* **Task description**
Reproduce the listing below without any change.

★ ★ ★ ★ ★

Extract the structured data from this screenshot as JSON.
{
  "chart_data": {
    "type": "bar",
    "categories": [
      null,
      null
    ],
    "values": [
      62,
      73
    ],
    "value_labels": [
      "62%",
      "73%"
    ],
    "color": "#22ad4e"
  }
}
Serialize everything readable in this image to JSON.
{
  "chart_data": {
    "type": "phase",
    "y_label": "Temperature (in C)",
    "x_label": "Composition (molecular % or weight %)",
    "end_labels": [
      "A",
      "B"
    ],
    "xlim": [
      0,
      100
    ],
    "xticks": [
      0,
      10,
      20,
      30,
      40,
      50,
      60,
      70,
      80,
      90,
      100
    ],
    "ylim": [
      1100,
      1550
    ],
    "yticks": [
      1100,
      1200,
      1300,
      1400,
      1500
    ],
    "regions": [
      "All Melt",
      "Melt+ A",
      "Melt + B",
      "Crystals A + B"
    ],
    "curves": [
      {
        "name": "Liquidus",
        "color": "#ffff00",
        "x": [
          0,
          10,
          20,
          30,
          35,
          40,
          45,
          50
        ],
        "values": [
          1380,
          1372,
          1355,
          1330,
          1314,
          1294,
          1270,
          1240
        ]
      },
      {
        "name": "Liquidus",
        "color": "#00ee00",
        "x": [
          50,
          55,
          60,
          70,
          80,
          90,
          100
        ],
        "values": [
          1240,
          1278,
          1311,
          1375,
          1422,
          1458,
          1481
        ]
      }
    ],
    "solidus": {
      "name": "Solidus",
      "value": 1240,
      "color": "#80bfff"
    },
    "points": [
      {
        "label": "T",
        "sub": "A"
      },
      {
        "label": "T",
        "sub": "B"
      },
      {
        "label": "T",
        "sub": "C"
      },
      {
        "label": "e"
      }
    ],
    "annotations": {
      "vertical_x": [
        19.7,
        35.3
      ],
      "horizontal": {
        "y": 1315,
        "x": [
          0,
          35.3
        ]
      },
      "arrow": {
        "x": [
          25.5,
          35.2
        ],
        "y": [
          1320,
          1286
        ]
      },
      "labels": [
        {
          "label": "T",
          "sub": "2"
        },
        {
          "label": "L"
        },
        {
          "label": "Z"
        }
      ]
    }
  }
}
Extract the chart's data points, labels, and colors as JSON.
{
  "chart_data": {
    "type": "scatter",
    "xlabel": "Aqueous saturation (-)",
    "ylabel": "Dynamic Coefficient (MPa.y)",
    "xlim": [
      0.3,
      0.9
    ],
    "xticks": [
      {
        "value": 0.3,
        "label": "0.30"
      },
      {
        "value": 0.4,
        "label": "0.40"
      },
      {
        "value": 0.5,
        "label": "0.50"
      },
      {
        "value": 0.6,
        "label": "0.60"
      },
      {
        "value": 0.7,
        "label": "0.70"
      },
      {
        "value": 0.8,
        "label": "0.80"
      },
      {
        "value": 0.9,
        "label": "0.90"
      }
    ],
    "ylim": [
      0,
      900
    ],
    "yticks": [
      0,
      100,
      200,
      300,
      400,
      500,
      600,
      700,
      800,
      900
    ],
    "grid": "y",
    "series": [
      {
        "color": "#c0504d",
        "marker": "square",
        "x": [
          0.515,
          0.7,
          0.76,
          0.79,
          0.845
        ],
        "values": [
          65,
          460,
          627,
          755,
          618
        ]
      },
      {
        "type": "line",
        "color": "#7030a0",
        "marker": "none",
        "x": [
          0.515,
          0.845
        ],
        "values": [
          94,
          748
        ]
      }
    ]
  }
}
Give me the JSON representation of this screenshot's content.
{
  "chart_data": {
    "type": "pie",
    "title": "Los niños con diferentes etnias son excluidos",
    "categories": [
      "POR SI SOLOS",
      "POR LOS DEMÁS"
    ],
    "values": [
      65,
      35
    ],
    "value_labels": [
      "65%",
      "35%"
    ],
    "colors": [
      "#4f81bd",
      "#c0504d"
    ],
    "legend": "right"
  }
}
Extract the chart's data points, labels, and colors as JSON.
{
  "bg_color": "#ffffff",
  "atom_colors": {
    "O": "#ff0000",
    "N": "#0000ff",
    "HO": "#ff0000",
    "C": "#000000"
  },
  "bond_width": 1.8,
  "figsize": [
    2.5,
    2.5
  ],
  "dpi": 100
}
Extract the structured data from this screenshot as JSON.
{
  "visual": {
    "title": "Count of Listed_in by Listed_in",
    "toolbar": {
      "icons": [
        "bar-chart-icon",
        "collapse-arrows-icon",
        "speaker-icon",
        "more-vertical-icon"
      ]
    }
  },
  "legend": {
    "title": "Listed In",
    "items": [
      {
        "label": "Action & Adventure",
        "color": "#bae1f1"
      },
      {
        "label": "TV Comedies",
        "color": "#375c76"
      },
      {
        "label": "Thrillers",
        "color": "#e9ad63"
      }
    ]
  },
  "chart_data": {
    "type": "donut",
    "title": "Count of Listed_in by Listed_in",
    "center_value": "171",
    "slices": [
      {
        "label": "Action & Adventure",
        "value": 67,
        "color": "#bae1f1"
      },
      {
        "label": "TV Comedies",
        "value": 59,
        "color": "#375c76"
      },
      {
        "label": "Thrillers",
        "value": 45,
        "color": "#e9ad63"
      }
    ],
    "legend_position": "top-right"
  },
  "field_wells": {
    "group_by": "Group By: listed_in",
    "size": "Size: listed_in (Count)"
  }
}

★ ★ ★ ★ ★

* **The reply**
Extract the structured data from this screenshot as JSON.
{
  "chart_data": {
    "type": "bar",
    "categories": [
      null,
      null
    ],
    "values": [
      62,
      73
    ],
    "value_labels": [
      "62%",
      "73%"
    ],
    "color": "#22ad4e"
  }
}
Serialize everything readable in this image to JSON.
{
  "chart_data": {
    "type": "phase",
    "y_label": "Temperature (in C)",
    "x_label": "Composition (molecular % or weight %)",
    "end_labels": [
      "A",
      "B"
    ],
    "xlim": [
      0,
      100
    ],
    "xticks": [
      0,
      10,
      20,
      30,
      40,
      50,
      60,
      70,
      80,
      90,
      100
    ],
    "ylim": [
      1100,
      1550
    ],
    "yticks": [
      1100,
      1200,
      1300,
      1400,
      1500
    ],
    "regions": [
      "All Melt",
      "Melt+ A",
      "Melt + B",
      "Crystals A + B"
    ],
    "curves": [
      {
        "name": "Liquidus",
        "color": "#ffff00",
        "x": [
          0,
          10,
          20,
          30,
          35,
          40,
          45,
          50
        ],
        "values": [
          1380,
          1372,
          1355,
          1330,
          1314,
          1294,
          1270,
          1240
        ]
      },
      {
        "name": "Liquidus",
        "color": "#00ee00",
        "x": [
          50,
          55,
          60,
          70,
          80,
          90,
          100
        ],
        "values": [
          1240,
          1278,
          1311,
          1375,
          1422,
          1458,
          1481
        ]
      }
    ],
    "solidus": {
      "name": "Solidus",
      "value": 1240,
      "color": "#80bfff"
    },
    "points": [
      {
        "label": "T",
        "sub": "A"
      },
      {
        "label": "T",
        "sub": "B"
      },
      {
        "label": "T",
        "sub": "C"
      },
      {
        "label": "e"
      }
    ],
    "annotations": {
      "vertical_x": [
        19.7,
        35.3
      ],
      "horizontal": {
        "y": 1315,
        "x": [
          0,
          35.3
        ]
      },
      "arrow": {
        "x": [
          25.5,
          35.2
        ],
        "y": [
          1320,
          1286
        ]
      },
      "labels": [
        {
          "label": "T",
          "sub": "2"
        },
        {
          "label": "L"
        },
        {
          "label": "Z"
        }
      ]
    }
  }
}
Extract the chart's data points, labels, and colors as JSON.
{
  "chart_data": {
    "type": "scatter",
    "xlabel": "Aqueous saturation (-)",
    "ylabel": "Dynamic Coefficient (MPa.y)",
    "xlim": [
      0.3,
      0.9
    ],
    "xticks": [
      {
        "value": 0.3,
        "label": "0.30"
      },
      {
        "value": 0.4,
        "label": "0.40"
      },
      {
        "value": 0.5,
        "label": "0.50"
      },
      {
        "value": 0.6,
        "label": "0.60"
      },
      {
        "value": 0.7,
        "label": "0.70"
      },
      {
        "value": 0.8,
        "label": "0.80"
      },
      {
        "value": 0.9,
        "label": "0.90"
      }
    ],
    "ylim": [
      0,
      900
    ],
    "yticks": [
      0,
      100,
      200,
      300,
      400,
      500,
      600,
      700,
      800,
      900
    ],
    "grid": "y",
    "series": [
      {
        "color": "#c0504d",
        "marker": "square",
        "x": [
          0.515,
          0.7,
          0.76,
          0.79,
          0.845
        ],
        "values": [
          65,
          460,
          627,
          755,
          618
        ]
      },
      {
        "type": "line",
        "color": "#7030a0",
        "marker": "none",
        "x": [
          0.515,
          0.845
        ],
        "values": [
          94,
          748
        ]
      }
    ]
  }
}
Give me the JSON representation of this screenshot's content.
{
  "chart_data": {
    "type": "pie",
    "title": "Los niños con diferentes etnias son excluidos",
    "categories": [
      "POR SI SOLOS",
      "POR LOS DEMÁS"
    ],
    "values": [
      65,
      35
    ],
    "value_labels": [
      "65%",
      "35%"
    ],
    "colors": [
      "#4f81bd",
      "#c0504d"
    ],
    "legend": "right"
  }
}
Extract the chart's data points, labels, and colors as JSON.
{
  "bg_color": "#ffffff",
  "atom_colors": {
    "O": "#ff0000",
    "N": "#0000ff",
    "HO": "#ff0000",
    "C": "#000000"
  },
  "bond_width": 1.8,
  "figsize": [
    2.5,
    2.5
  ],
  "dpi": 100
}
Extract the structured data from this screenshot as JSON.
{
  "visual": {
    "title": "Count of Listed_in by Listed_in",
    "toolbar": {
      "icons": [
        "bar-chart-icon",
        "collapse-arrows-icon",
        "speaker-icon",
        "more-vertical-icon"
      ]
    }
  },
  "legend": {
    "title": "Listed In",
    "items": [
      {
        "label": "Action & Adventure",
        "color": "#bae1f1"
      },
      {
        "label": "TV Comedies",
        "color": "#375c76"
      },
      {
        "label": "Thrillers",
        "color": "#e9ad63"
      }
    ]
  },
  "chart_data": {
    "type": "donut",
    "title": "Count of Listed_in by Listed_in",
    "center_value": "171",
    "slices": [
      {
        "label": "Action & Adventure",
        "value": 67,
        "color": "#bae1f1"
      },
      {
        "label": "TV Comedies",
        "value": 59,
        "color": "#375c76"
      },
      {
        "label": "Thrillers",
        "value": 45,
        "color": "#e9ad63"
      }
    ],
    "legend_position": "top-right"
  },
  "field_wells": {
    "group_by": "Group By: listed_in",
    "size": "Size: listed_in (Count)"
  }
}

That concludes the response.